> _Requirements_
The listing below should be printed exactly, every line of it. Skip the pictures.

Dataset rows
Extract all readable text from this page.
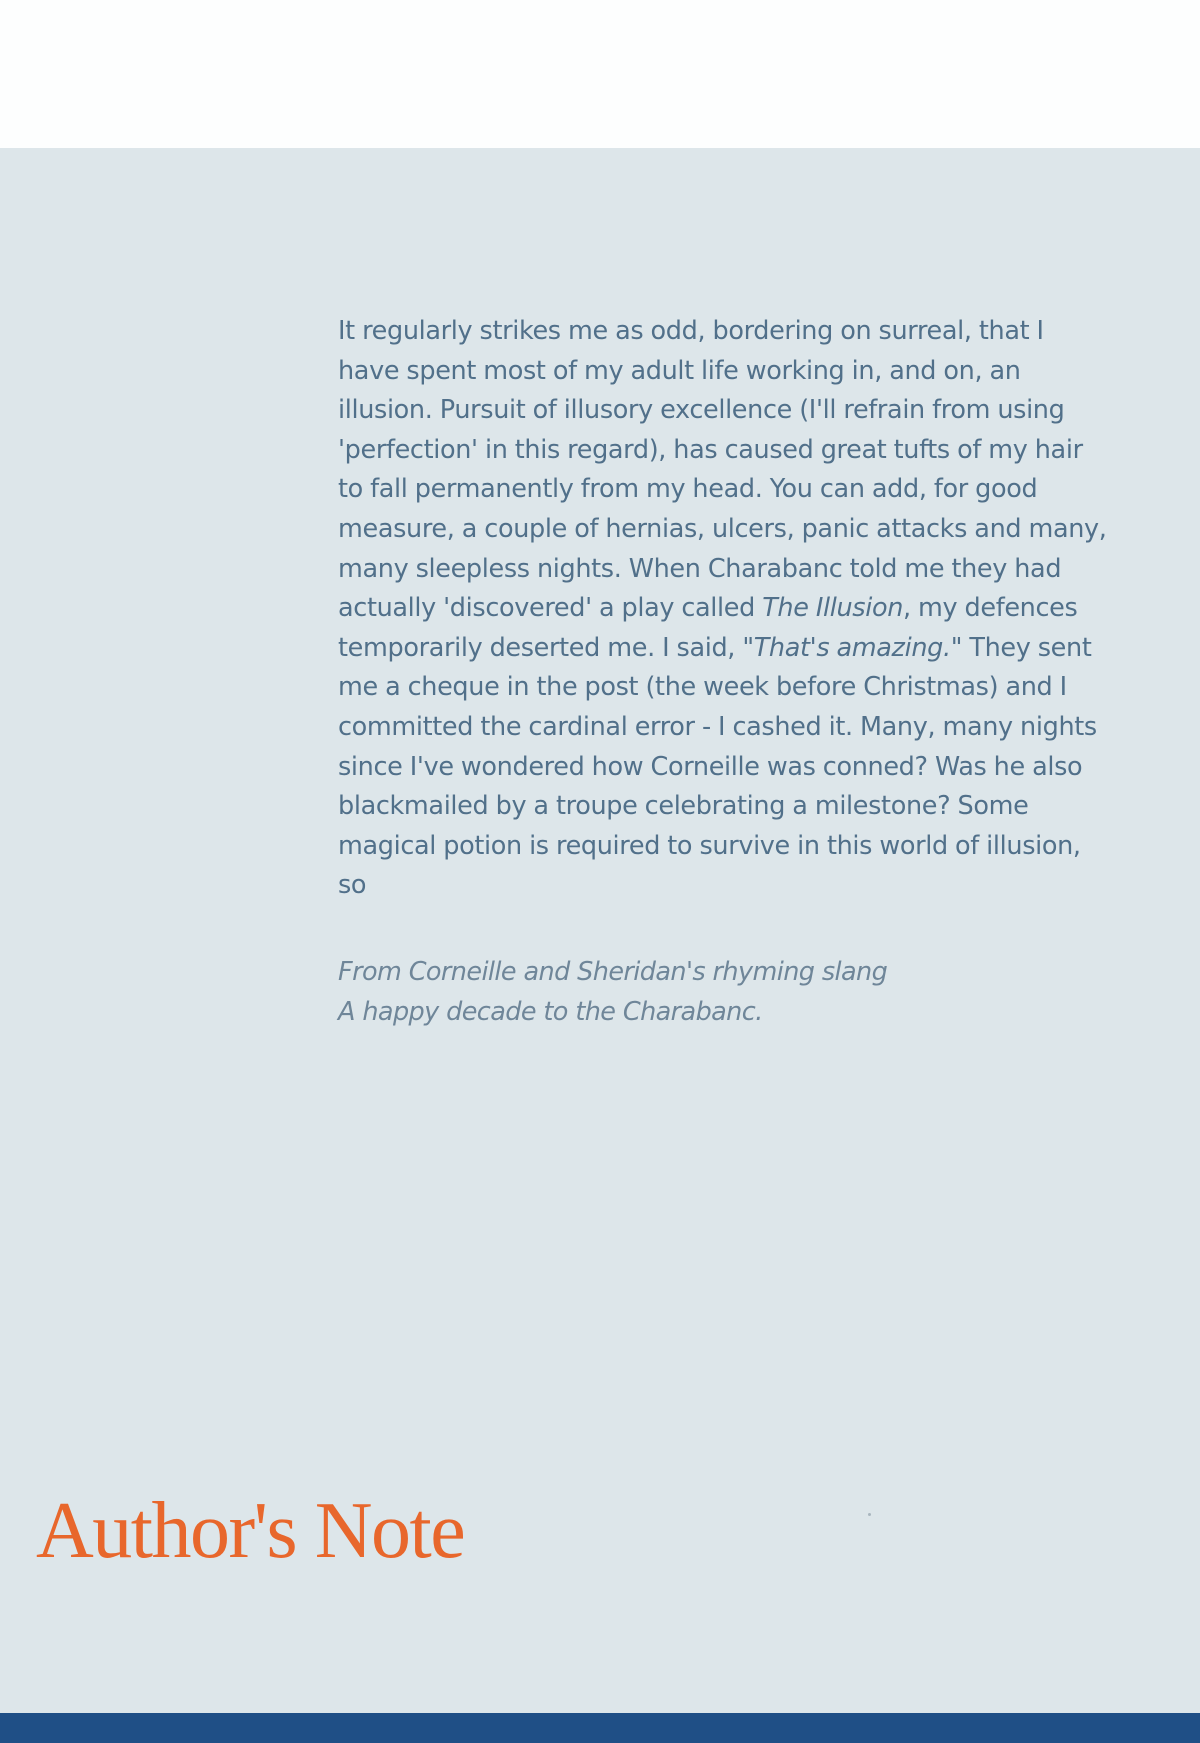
It regularly strikes me as odd, bordering on surreal, that I
have spent most of my adult life working in, and on, an
illusion. Pursuit of illusory excellence (I'll refrain from using
'perfection' in this regard), has caused great tufts of my hair
to fall permanently from my head. You can add, for good
measure, a couple of hernias, ulcers, panic attacks and many,
many sleepless nights. When Charabanc told me they had
actually 'discovered' a play called The Illusion, my defences
temporarily deserted me. I said, "That's amazing." They sent
me a cheque in the post (the week before Christmas) and I
committed the cardinal error - I cashed it. Many, many nights
since I've wondered how Corneille was conned? Was he also
blackmailed by a troupe celebrating a milestone? Some
magical potion is required to survive in this world of illusion,
so
From Corneille and Sheridan's rhyming slang
A happy decade to the Charabanc.
Author's Note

> _Answer for this exercise_
Extract all readable text from this page.
It regularly strikes me as odd, bordering on surreal, that I
have spent most of my adult life working in, and on, an
illusion. Pursuit of illusory excellence (I'll refrain from using
'perfection' in this regard), has caused great tufts of my hair
to fall permanently from my head. You can add, for good
measure, a couple of hernias, ulcers, panic attacks and many,
many sleepless nights. When Charabanc told me they had
actually 'discovered' a play called The Illusion, my defences
temporarily deserted me. I said, "That's amazing." They sent
me a cheque in the post (the week before Christmas) and I
committed the cardinal error - I cashed it. Many, many nights
since I've wondered how Corneille was conned? Was he also
blackmailed by a troupe celebrating a milestone? Some
magical potion is required to survive in this world of illusion,
so
From Corneille and Sheridan's rhyming slang
A happy decade to the Charabanc.
Author's Note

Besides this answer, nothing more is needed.